#### To be done:
Whenever a line contains the string "arcsec", copy it out of the entries.
— Start of Record excerpts —
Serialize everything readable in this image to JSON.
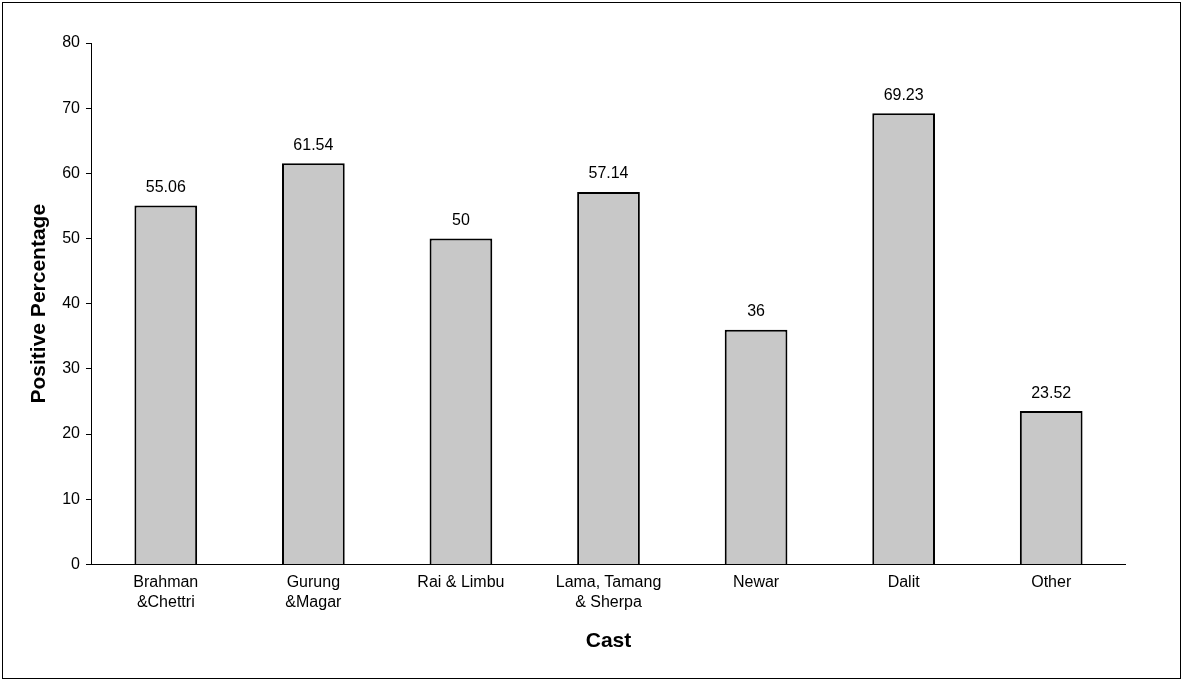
{
  "chart_data": {
    "type": "bar",
    "xlabel": "Cast",
    "ylabel": "Positive Percentage",
    "categories": [
      "Brahman\n&Chettri",
      "Gurung\n&Magar",
      "Rai & Limbu",
      "Lama, Tamang\n& Sherpa",
      "Newar",
      "Dalit",
      "Other"
    ],
    "values": [
      55.06,
      61.54,
      50,
      57.14,
      36,
      69.23,
      23.52
    ],
    "color": "#c8c8c8",
    "ylim": [
      0,
      80
    ],
    "yticks": [
      0,
      10,
      20,
      30,
      40,
      50,
      60,
      70,
      80
    ],
    "data_labels": true,
    "grid": false,
    "legend": false
  }
}
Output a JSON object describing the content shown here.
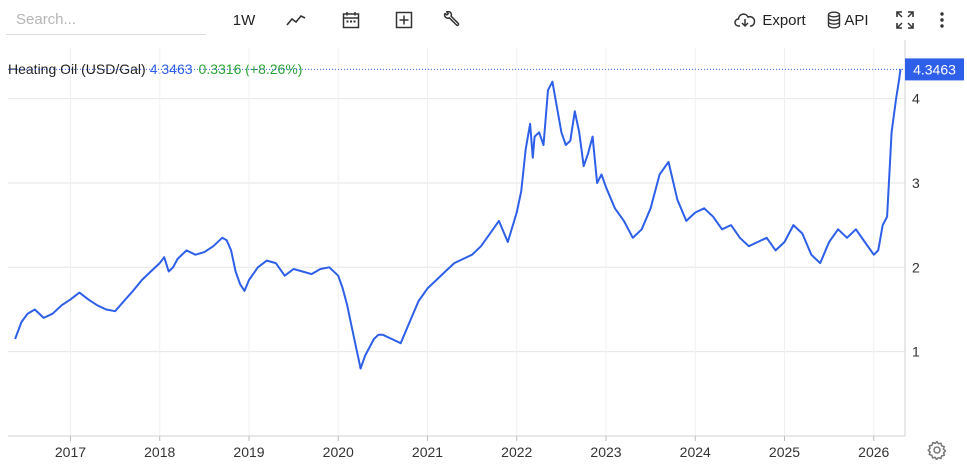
{
  "toolbar": {
    "search_placeholder": "Search...",
    "interval_label": "1W",
    "export_label": "Export",
    "api_label": "API",
    "icons": [
      "line-chart-icon",
      "calendar-icon",
      "add-box-icon",
      "wrench-icon",
      "cloud-download-icon",
      "database-icon",
      "fullscreen-icon",
      "more-vertical-icon",
      "gear-icon"
    ]
  },
  "legend": {
    "name": "Heating Oil (USD/Gal)",
    "last": "4.3463",
    "change": "0.3316 (+8.26%)"
  },
  "colors": {
    "line": "#2e5fe8",
    "change_positive": "#2aa534",
    "badge_bg": "#2e5fe8",
    "grid": "#e6e6e6"
  },
  "chart_data": {
    "type": "line",
    "title": "",
    "last_value_label": "4.3463",
    "x_ticks": [
      "2017",
      "2018",
      "2019",
      "2020",
      "2021",
      "2022",
      "2023",
      "2024",
      "2025",
      "2026"
    ],
    "y_ticks": [
      "1",
      "2",
      "3",
      "4"
    ],
    "xlim": [
      2016.3,
      2026.35
    ],
    "ylim": [
      0,
      4.6
    ],
    "grid": true,
    "series": [
      {
        "x": [
          2016.38,
          2016.45,
          2016.52,
          2016.6,
          2016.7,
          2016.8,
          2016.9,
          2017.0,
          2017.1,
          2017.2,
          2017.3,
          2017.4,
          2017.5,
          2017.6,
          2017.7,
          2017.8,
          2017.9,
          2018.0,
          2018.05,
          2018.1,
          2018.15,
          2018.2,
          2018.3,
          2018.4,
          2018.5,
          2018.6,
          2018.7,
          2018.75,
          2018.8,
          2018.85,
          2018.9,
          2018.95,
          2019.0,
          2019.1,
          2019.2,
          2019.3,
          2019.4,
          2019.5,
          2019.6,
          2019.7,
          2019.8,
          2019.9,
          2020.0,
          2020.05,
          2020.1,
          2020.15,
          2020.2,
          2020.25,
          2020.3,
          2020.35,
          2020.4,
          2020.45,
          2020.5,
          2020.6,
          2020.7,
          2020.8,
          2020.9,
          2021.0,
          2021.1,
          2021.2,
          2021.3,
          2021.4,
          2021.5,
          2021.6,
          2021.7,
          2021.8,
          2021.9,
          2022.0,
          2022.05,
          2022.1,
          2022.15,
          2022.18,
          2022.2,
          2022.25,
          2022.3,
          2022.35,
          2022.4,
          2022.45,
          2022.5,
          2022.55,
          2022.6,
          2022.65,
          2022.7,
          2022.75,
          2022.8,
          2022.85,
          2022.9,
          2022.95,
          2023.0,
          2023.1,
          2023.2,
          2023.3,
          2023.4,
          2023.5,
          2023.6,
          2023.7,
          2023.8,
          2023.9,
          2024.0,
          2024.1,
          2024.2,
          2024.3,
          2024.4,
          2024.5,
          2024.6,
          2024.7,
          2024.8,
          2024.9,
          2025.0,
          2025.1,
          2025.2,
          2025.3,
          2025.4,
          2025.5,
          2025.6,
          2025.7,
          2025.8,
          2025.9,
          2026.0,
          2026.05,
          2026.1,
          2026.15,
          2026.2,
          2026.25,
          2026.28,
          2026.3
        ],
        "y": [
          1.15,
          1.35,
          1.45,
          1.5,
          1.4,
          1.45,
          1.55,
          1.62,
          1.7,
          1.62,
          1.55,
          1.5,
          1.48,
          1.6,
          1.72,
          1.85,
          1.95,
          2.05,
          2.12,
          1.95,
          2.0,
          2.1,
          2.2,
          2.15,
          2.18,
          2.25,
          2.35,
          2.32,
          2.2,
          1.95,
          1.8,
          1.72,
          1.85,
          2.0,
          2.08,
          2.05,
          1.9,
          1.98,
          1.95,
          1.92,
          1.98,
          2.0,
          1.9,
          1.75,
          1.55,
          1.3,
          1.05,
          0.8,
          0.95,
          1.05,
          1.15,
          1.2,
          1.2,
          1.15,
          1.1,
          1.35,
          1.6,
          1.75,
          1.85,
          1.95,
          2.05,
          2.1,
          2.15,
          2.25,
          2.4,
          2.55,
          2.3,
          2.65,
          2.9,
          3.4,
          3.7,
          3.3,
          3.55,
          3.6,
          3.45,
          4.1,
          4.2,
          3.9,
          3.6,
          3.45,
          3.5,
          3.85,
          3.6,
          3.2,
          3.35,
          3.55,
          3.0,
          3.1,
          2.95,
          2.7,
          2.55,
          2.35,
          2.45,
          2.7,
          3.1,
          3.25,
          2.8,
          2.55,
          2.65,
          2.7,
          2.6,
          2.45,
          2.5,
          2.35,
          2.25,
          2.3,
          2.35,
          2.2,
          2.3,
          2.5,
          2.4,
          2.15,
          2.05,
          2.3,
          2.45,
          2.35,
          2.45,
          2.3,
          2.15,
          2.2,
          2.5,
          2.6,
          3.6,
          4.0,
          4.2,
          4.35
        ]
      }
    ]
  }
}
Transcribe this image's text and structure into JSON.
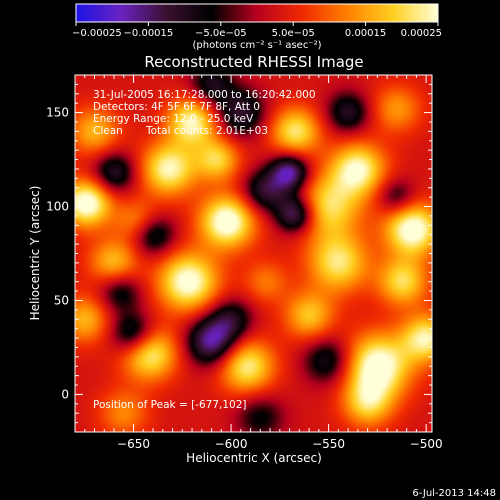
{
  "chart_data": {
    "type": "heatmap",
    "title": "Reconstructed RHESSI Image",
    "xlabel": "Heliocentric X (arcsec)",
    "ylabel": "Heliocentric Y (arcsec)",
    "xlim": [
      -680,
      -497
    ],
    "ylim": [
      -20,
      170
    ],
    "xticks": [
      -650,
      -600,
      -550,
      -500
    ],
    "yticks": [
      0,
      50,
      100,
      150
    ],
    "xtick_labels": [
      "−650",
      "−600",
      "−550",
      "−500"
    ],
    "ytick_labels": [
      "0",
      "50",
      "100",
      "150"
    ],
    "colorbar": {
      "range": [
        -0.00025,
        0.00025
      ],
      "tick_values": [
        -0.00025,
        -0.00015,
        -5e-05,
        5e-05,
        0.00015,
        0.00025
      ],
      "tick_labels": [
        "−0.00025",
        "−0.00015",
        "−5.0e−05",
        "5.0e−05",
        "0.00015",
        "0.00025"
      ],
      "units_label": "(photons cm⁻² s⁻¹ asec⁻²)",
      "colors": [
        "#1a14e6",
        "#6a22c0",
        "#3a1030",
        "#000000",
        "#b8001e",
        "#f02a00",
        "#ff8000",
        "#ffd020",
        "#ffffd8"
      ]
    },
    "annotations": {
      "time_range": "31-Jul-2005 16:17:28.000 to 16:20:42.000",
      "detectors": "Detectors: 4F 5F 6F 7F 8F, Att 0",
      "energy": "Energy Range: 12.0 - 25.0 keV",
      "clean": "Clean",
      "total_counts": "Total counts: 2.01E+03",
      "peak": "Position of Peak = [-677,102]"
    },
    "sources": [
      {
        "x": -674,
        "y": 102,
        "v": 1.0,
        "s": 9
      },
      {
        "x": -632,
        "y": 120,
        "v": 0.85,
        "s": 10
      },
      {
        "x": -602,
        "y": 92,
        "v": 1.0,
        "s": 10
      },
      {
        "x": -622,
        "y": 60,
        "v": 0.95,
        "s": 11
      },
      {
        "x": -550,
        "y": 100,
        "v": 0.7,
        "s": 12
      },
      {
        "x": -545,
        "y": 70,
        "v": 0.75,
        "s": 11
      },
      {
        "x": -507,
        "y": 88,
        "v": 1.0,
        "s": 10
      },
      {
        "x": -620,
        "y": 145,
        "v": 0.85,
        "s": 9
      },
      {
        "x": -567,
        "y": 140,
        "v": 0.75,
        "s": 9
      },
      {
        "x": -535,
        "y": 120,
        "v": 0.85,
        "s": 10
      },
      {
        "x": -515,
        "y": 152,
        "v": 0.45,
        "s": 9
      },
      {
        "x": -642,
        "y": 22,
        "v": 0.85,
        "s": 10
      },
      {
        "x": -592,
        "y": 15,
        "v": 0.8,
        "s": 10
      },
      {
        "x": -525,
        "y": 15,
        "v": 1.0,
        "s": 12
      },
      {
        "x": -500,
        "y": 30,
        "v": 0.8,
        "s": 9
      },
      {
        "x": -560,
        "y": 42,
        "v": 0.6,
        "s": 9
      },
      {
        "x": -660,
        "y": 70,
        "v": 0.6,
        "s": 9
      },
      {
        "x": -670,
        "y": 140,
        "v": 0.55,
        "s": 9
      },
      {
        "x": -607,
        "y": 125,
        "v": 0.65,
        "s": 8
      },
      {
        "x": -512,
        "y": 60,
        "v": 0.7,
        "s": 9
      },
      {
        "x": -675,
        "y": 40,
        "v": 0.55,
        "s": 9
      },
      {
        "x": -648,
        "y": 92,
        "v": 0.45,
        "s": 8
      },
      {
        "x": -582,
        "y": 60,
        "v": 0.35,
        "s": 8
      },
      {
        "x": -530,
        "y": -5,
        "v": 0.6,
        "s": 9
      },
      {
        "x": -655,
        "y": -10,
        "v": 0.4,
        "s": 9
      },
      {
        "x": -650,
        "y": 32,
        "v": -0.7,
        "s": 8
      },
      {
        "x": -610,
        "y": 28,
        "v": -0.85,
        "s": 9
      },
      {
        "x": -570,
        "y": 118,
        "v": -0.9,
        "s": 7
      },
      {
        "x": -567,
        "y": 96,
        "v": -0.85,
        "s": 7
      },
      {
        "x": -583,
        "y": 108,
        "v": -0.6,
        "s": 8
      },
      {
        "x": -660,
        "y": 118,
        "v": -0.6,
        "s": 8
      },
      {
        "x": -595,
        "y": 150,
        "v": -0.6,
        "s": 9
      },
      {
        "x": -640,
        "y": 85,
        "v": -0.6,
        "s": 8
      },
      {
        "x": -600,
        "y": 40,
        "v": -0.5,
        "s": 8
      },
      {
        "x": -550,
        "y": 18,
        "v": -0.55,
        "s": 9
      },
      {
        "x": -515,
        "y": 105,
        "v": -0.45,
        "s": 7
      },
      {
        "x": -657,
        "y": 55,
        "v": -0.5,
        "s": 8
      },
      {
        "x": -540,
        "y": 150,
        "v": -0.55,
        "s": 8
      },
      {
        "x": -610,
        "y": 165,
        "v": -0.5,
        "s": 8
      },
      {
        "x": -585,
        "y": -12,
        "v": -0.4,
        "s": 9
      }
    ]
  },
  "footer": {
    "timestamp": "6-Jul-2013 14:48"
  }
}
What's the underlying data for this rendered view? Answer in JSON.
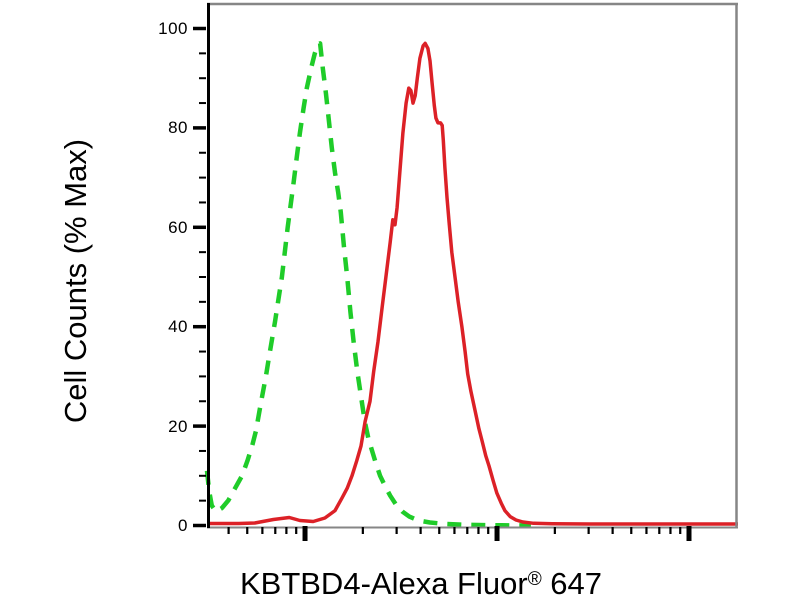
{
  "figure": {
    "background_color": "#ffffff",
    "plot_border_color": "#868686",
    "axis_color": "#000000"
  },
  "x_axis_label_parts": {
    "main": "KBTBD4-Alexa Fluor",
    "sup": "®",
    "tail": " 647"
  },
  "chart_data": {
    "type": "line",
    "subtype": "flow-cytometry-histogram",
    "title": "",
    "xlabel": "KBTBD4-Alexa Fluor® 647",
    "ylabel": "Cell Counts (% Max)",
    "x_scale": "log",
    "x_tick_labels_shown": false,
    "grid": false,
    "legend": "none",
    "ylim": [
      0,
      100
    ],
    "y_axis": {
      "major_tick_values": [
        0,
        20,
        40,
        60,
        80,
        100
      ],
      "major_tick_labels": [
        "0",
        "20",
        "40",
        "60",
        "80",
        "100"
      ],
      "minor_tick_step": 5
    },
    "x_axis": {
      "major_tick_positions": [
        0.1846,
        0.5462,
        0.9077
      ],
      "minor_tick_positions": [
        0.0407,
        0.0758,
        0.1043,
        0.1286,
        0.1495,
        0.168,
        0.2935,
        0.3571,
        0.4023,
        0.4374,
        0.466,
        0.4902,
        0.5112,
        0.5296,
        0.6551,
        0.7187,
        0.7639,
        0.799,
        0.8276,
        0.8518,
        0.8728,
        0.8912
      ]
    },
    "series": [
      {
        "id": "green-dashed",
        "name": "green-dashed-curve",
        "color": "#1fcc29",
        "style": "dashed",
        "dash": "14 10",
        "width": 4.5,
        "peak_percent": 97,
        "points": [
          [
            0.0,
            11
          ],
          [
            0.004,
            7
          ],
          [
            0.009,
            4
          ],
          [
            0.017,
            2.8
          ],
          [
            0.028,
            3.5
          ],
          [
            0.04,
            5
          ],
          [
            0.053,
            7.5
          ],
          [
            0.066,
            10
          ],
          [
            0.076,
            13
          ],
          [
            0.085,
            16
          ],
          [
            0.092,
            19
          ],
          [
            0.102,
            25
          ],
          [
            0.111,
            30
          ],
          [
            0.117,
            34
          ],
          [
            0.128,
            41
          ],
          [
            0.141,
            50
          ],
          [
            0.152,
            60
          ],
          [
            0.163,
            69
          ],
          [
            0.169,
            74
          ],
          [
            0.175,
            79
          ],
          [
            0.182,
            84
          ],
          [
            0.188,
            88
          ],
          [
            0.196,
            92
          ],
          [
            0.203,
            95
          ],
          [
            0.209,
            96.8
          ],
          [
            0.213,
            97
          ],
          [
            0.218,
            92
          ],
          [
            0.224,
            87
          ],
          [
            0.229,
            82
          ],
          [
            0.235,
            76
          ],
          [
            0.241,
            71
          ],
          [
            0.247,
            67
          ],
          [
            0.252,
            63
          ],
          [
            0.258,
            56
          ],
          [
            0.264,
            50
          ],
          [
            0.27,
            43
          ],
          [
            0.276,
            37
          ],
          [
            0.283,
            31
          ],
          [
            0.29,
            26
          ],
          [
            0.297,
            21
          ],
          [
            0.304,
            17.5
          ],
          [
            0.311,
            15
          ],
          [
            0.318,
            12.5
          ],
          [
            0.326,
            10
          ],
          [
            0.335,
            8
          ],
          [
            0.345,
            6
          ],
          [
            0.356,
            4.2
          ],
          [
            0.368,
            2.8
          ],
          [
            0.381,
            1.8
          ],
          [
            0.398,
            1.0
          ],
          [
            0.42,
            0.6
          ],
          [
            0.45,
            0.3
          ],
          [
            0.49,
            0.15
          ],
          [
            0.555,
            0.05
          ],
          [
            0.61,
            0
          ]
        ]
      },
      {
        "id": "red-solid",
        "name": "red-solid-curve",
        "color": "#dc2127",
        "style": "solid",
        "dash": "",
        "width": 3.5,
        "peak_percent": 97,
        "points": [
          [
            0.0,
            0.4
          ],
          [
            0.06,
            0.4
          ],
          [
            0.09,
            0.5
          ],
          [
            0.125,
            1.2
          ],
          [
            0.155,
            1.6
          ],
          [
            0.175,
            1.0
          ],
          [
            0.2,
            0.8
          ],
          [
            0.222,
            1.5
          ],
          [
            0.241,
            3
          ],
          [
            0.254,
            5.5
          ],
          [
            0.264,
            7.5
          ],
          [
            0.273,
            10
          ],
          [
            0.282,
            13
          ],
          [
            0.29,
            16
          ],
          [
            0.298,
            21
          ],
          [
            0.307,
            25
          ],
          [
            0.314,
            31
          ],
          [
            0.322,
            37
          ],
          [
            0.33,
            44
          ],
          [
            0.337,
            50
          ],
          [
            0.345,
            57
          ],
          [
            0.35,
            61.5
          ],
          [
            0.354,
            60.5
          ],
          [
            0.358,
            64
          ],
          [
            0.363,
            71
          ],
          [
            0.369,
            79
          ],
          [
            0.375,
            85
          ],
          [
            0.38,
            88
          ],
          [
            0.384,
            87.5
          ],
          [
            0.388,
            85
          ],
          [
            0.392,
            86.5
          ],
          [
            0.396,
            90
          ],
          [
            0.401,
            94
          ],
          [
            0.407,
            96.5
          ],
          [
            0.411,
            97
          ],
          [
            0.416,
            96
          ],
          [
            0.42,
            93.5
          ],
          [
            0.424,
            89
          ],
          [
            0.428,
            84.5
          ],
          [
            0.431,
            82
          ],
          [
            0.435,
            81
          ],
          [
            0.44,
            81
          ],
          [
            0.443,
            80.5
          ],
          [
            0.445,
            77.5
          ],
          [
            0.448,
            72
          ],
          [
            0.452,
            66
          ],
          [
            0.456,
            61
          ],
          [
            0.461,
            55
          ],
          [
            0.467,
            50
          ],
          [
            0.473,
            45
          ],
          [
            0.48,
            40
          ],
          [
            0.486,
            35
          ],
          [
            0.491,
            30.5
          ],
          [
            0.497,
            27
          ],
          [
            0.505,
            23
          ],
          [
            0.512,
            19.5
          ],
          [
            0.518,
            17
          ],
          [
            0.525,
            14
          ],
          [
            0.531,
            12
          ],
          [
            0.539,
            9
          ],
          [
            0.546,
            6.5
          ],
          [
            0.554,
            4.5
          ],
          [
            0.561,
            3
          ],
          [
            0.571,
            1.8
          ],
          [
            0.582,
            1.1
          ],
          [
            0.595,
            0.7
          ],
          [
            0.615,
            0.45
          ],
          [
            0.65,
            0.35
          ],
          [
            0.72,
            0.3
          ],
          [
            0.85,
            0.3
          ],
          [
            1.0,
            0.3
          ]
        ]
      }
    ]
  }
}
— End of Record excerpts —
#### Written reply:
    "xlabel": "Heliocentric X (arcsec)",
    "ylabel": "Heliocentric Y (arcsec)",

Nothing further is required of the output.